__Directions__
Retype the records below exactly as they appear.

__Exercise input__
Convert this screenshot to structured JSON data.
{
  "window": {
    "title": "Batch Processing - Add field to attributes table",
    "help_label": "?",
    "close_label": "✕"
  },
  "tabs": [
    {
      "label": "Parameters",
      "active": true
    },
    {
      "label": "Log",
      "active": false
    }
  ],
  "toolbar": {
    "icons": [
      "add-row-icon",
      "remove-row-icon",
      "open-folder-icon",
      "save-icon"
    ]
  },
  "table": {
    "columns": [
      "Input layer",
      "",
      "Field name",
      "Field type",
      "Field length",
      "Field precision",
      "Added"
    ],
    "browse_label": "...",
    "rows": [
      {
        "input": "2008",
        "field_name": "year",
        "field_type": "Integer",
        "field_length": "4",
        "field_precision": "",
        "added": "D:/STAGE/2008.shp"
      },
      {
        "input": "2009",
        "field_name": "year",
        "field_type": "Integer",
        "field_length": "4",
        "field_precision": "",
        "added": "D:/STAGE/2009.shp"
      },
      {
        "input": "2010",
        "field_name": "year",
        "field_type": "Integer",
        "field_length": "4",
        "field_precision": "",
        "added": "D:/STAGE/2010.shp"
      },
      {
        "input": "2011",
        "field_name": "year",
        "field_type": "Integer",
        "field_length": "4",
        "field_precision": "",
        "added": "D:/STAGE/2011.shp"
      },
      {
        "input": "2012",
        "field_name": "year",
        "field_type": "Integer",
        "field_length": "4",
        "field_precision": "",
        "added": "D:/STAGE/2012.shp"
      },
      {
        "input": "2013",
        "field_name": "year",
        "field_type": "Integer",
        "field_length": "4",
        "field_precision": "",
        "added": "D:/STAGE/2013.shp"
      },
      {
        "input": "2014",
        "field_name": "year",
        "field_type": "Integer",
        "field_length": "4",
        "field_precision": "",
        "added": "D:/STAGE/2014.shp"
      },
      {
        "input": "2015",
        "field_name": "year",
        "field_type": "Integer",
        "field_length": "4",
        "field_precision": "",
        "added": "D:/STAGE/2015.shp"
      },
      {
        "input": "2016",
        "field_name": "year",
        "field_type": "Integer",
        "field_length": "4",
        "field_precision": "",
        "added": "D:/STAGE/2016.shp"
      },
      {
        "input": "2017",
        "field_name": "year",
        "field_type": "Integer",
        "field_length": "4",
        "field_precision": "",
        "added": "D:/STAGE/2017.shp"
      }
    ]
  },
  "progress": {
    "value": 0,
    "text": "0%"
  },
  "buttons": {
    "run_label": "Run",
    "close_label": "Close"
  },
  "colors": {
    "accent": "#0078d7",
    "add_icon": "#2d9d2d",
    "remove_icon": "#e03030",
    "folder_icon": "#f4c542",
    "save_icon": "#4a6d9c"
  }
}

__Task result__
Convert this screenshot to structured JSON data.
{
  "window": {
    "title": "Batch Processing - Add field to attributes table",
    "help_label": "?",
    "close_label": "✕"
  },
  "tabs": [
    {
      "label": "Parameters",
      "active": true
    },
    {
      "label": "Log",
      "active": false
    }
  ],
  "toolbar": {
    "icons": [
      "add-row-icon",
      "remove-row-icon",
      "open-folder-icon",
      "save-icon"
    ]
  },
  "table": {
    "columns": [
      "Input layer",
      "",
      "Field name",
      "Field type",
      "Field length",
      "Field precision",
      "Added"
    ],
    "browse_label": "...",
    "rows": [
      {
        "input": "2008",
        "field_name": "year",
        "field_type": "Integer",
        "field_length": "4",
        "field_precision": "",
        "added": "D:/STAGE/2008.shp"
      },
      {
        "input": "2009",
        "field_name": "year",
        "field_type": "Integer",
        "field_length": "4",
        "field_precision": "",
        "added": "D:/STAGE/2009.shp"
      },
      {
        "input": "2010",
        "field_name": "year",
        "field_type": "Integer",
        "field_length": "4",
        "field_precision": "",
        "added": "D:/STAGE/2010.shp"
      },
      {
        "input": "2011",
        "field_name": "year",
        "field_type": "Integer",
        "field_length": "4",
        "field_precision": "",
        "added": "D:/STAGE/2011.shp"
      },
      {
        "input": "2012",
        "field_name": "year",
        "field_type": "Integer",
        "field_length": "4",
        "field_precision": "",
        "added": "D:/STAGE/2012.shp"
      },
      {
        "input": "2013",
        "field_name": "year",
        "field_type": "Integer",
        "field_length": "4",
        "field_precision": "",
        "added": "D:/STAGE/2013.shp"
      },
      {
        "input": "2014",
        "field_name": "year",
        "field_type": "Integer",
        "field_length": "4",
        "field_precision": "",
        "added": "D:/STAGE/2014.shp"
      },
      {
        "input": "2015",
        "field_name": "year",
        "field_type": "Integer",
        "field_length": "4",
        "field_precision": "",
        "added": "D:/STAGE/2015.shp"
      },
      {
        "input": "2016",
        "field_name": "year",
        "field_type": "Integer",
        "field_length": "4",
        "field_precision": "",
        "added": "D:/STAGE/2016.shp"
      },
      {
        "input": "2017",
        "field_name": "year",
        "field_type": "Integer",
        "field_length": "4",
        "field_precision": "",
        "added": "D:/STAGE/2017.shp"
      }
    ]
  },
  "progress": {
    "value": 0,
    "text": "0%"
  },
  "buttons": {
    "run_label": "Run",
    "close_label": "Close"
  },
  "colors": {
    "accent": "#0078d7",
    "add_icon": "#2d9d2d",
    "remove_icon": "#e03030",
    "folder_icon": "#f4c542",
    "save_icon": "#4a6d9c"
  }
}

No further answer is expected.